**Material supplied**
══════════════════════════════

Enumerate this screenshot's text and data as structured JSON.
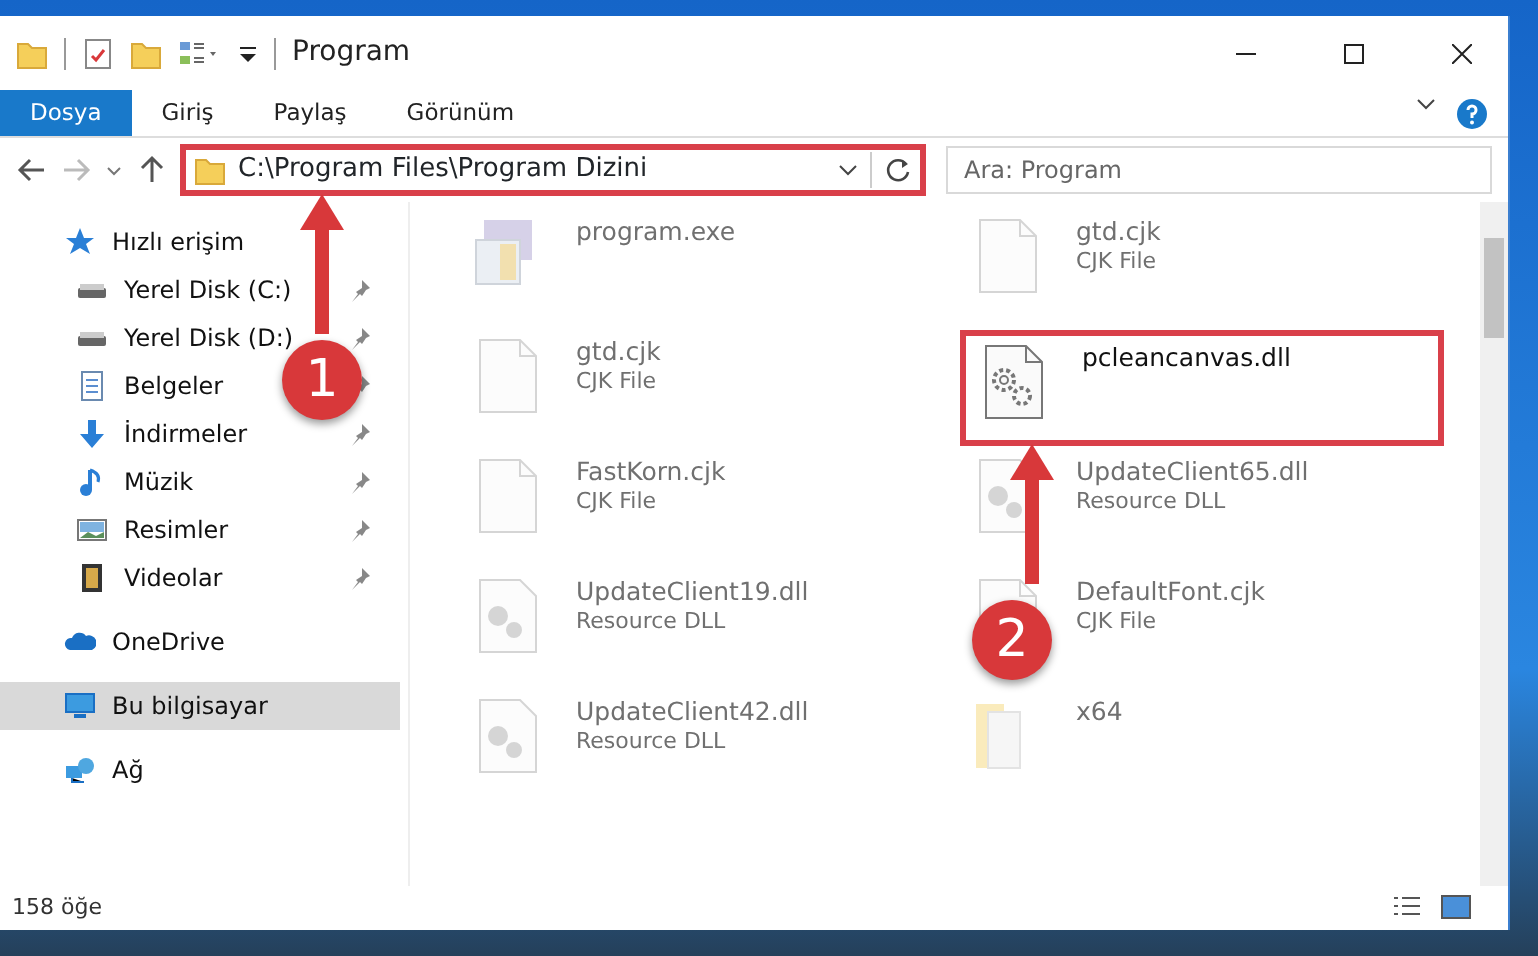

══════════════════════════════

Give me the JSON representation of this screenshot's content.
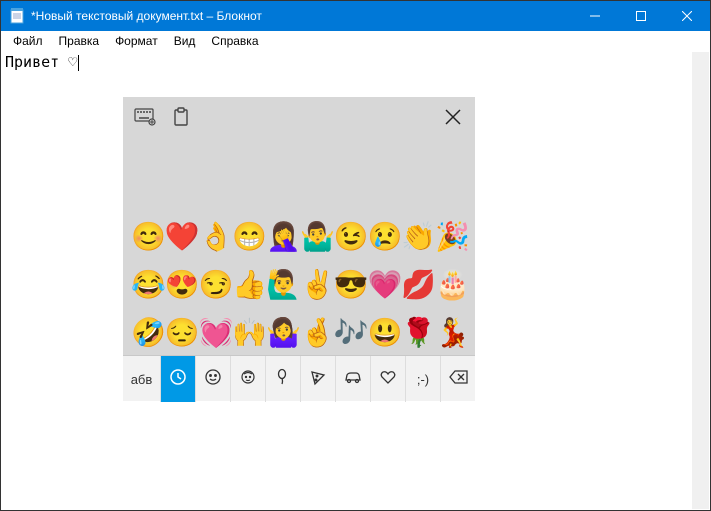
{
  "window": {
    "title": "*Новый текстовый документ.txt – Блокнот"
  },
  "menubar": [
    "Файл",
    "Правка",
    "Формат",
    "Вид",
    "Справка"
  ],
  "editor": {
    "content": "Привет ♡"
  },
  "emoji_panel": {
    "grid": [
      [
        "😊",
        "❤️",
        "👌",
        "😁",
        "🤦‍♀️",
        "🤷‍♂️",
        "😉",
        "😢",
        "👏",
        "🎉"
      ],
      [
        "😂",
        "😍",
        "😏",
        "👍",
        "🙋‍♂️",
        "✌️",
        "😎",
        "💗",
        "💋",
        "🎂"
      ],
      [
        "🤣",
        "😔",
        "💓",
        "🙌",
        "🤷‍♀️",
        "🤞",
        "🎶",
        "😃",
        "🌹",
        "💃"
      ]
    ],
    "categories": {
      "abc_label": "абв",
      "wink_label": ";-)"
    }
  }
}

══════════════════════════════

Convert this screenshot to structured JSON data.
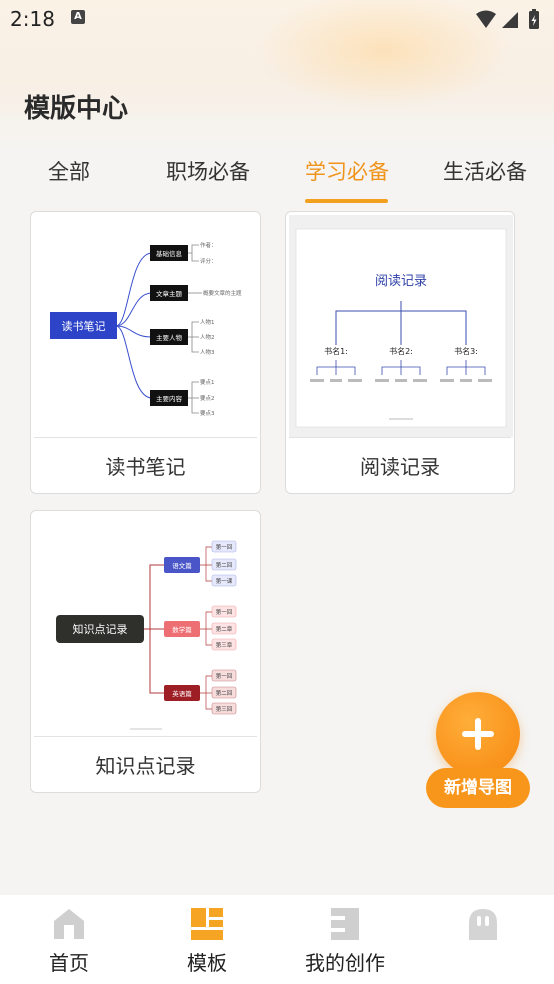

══════════════════════════════

**Exercise requirements**
In the records above, how many lines hold the string "structured"? Reply with only the number.

**Result below**
2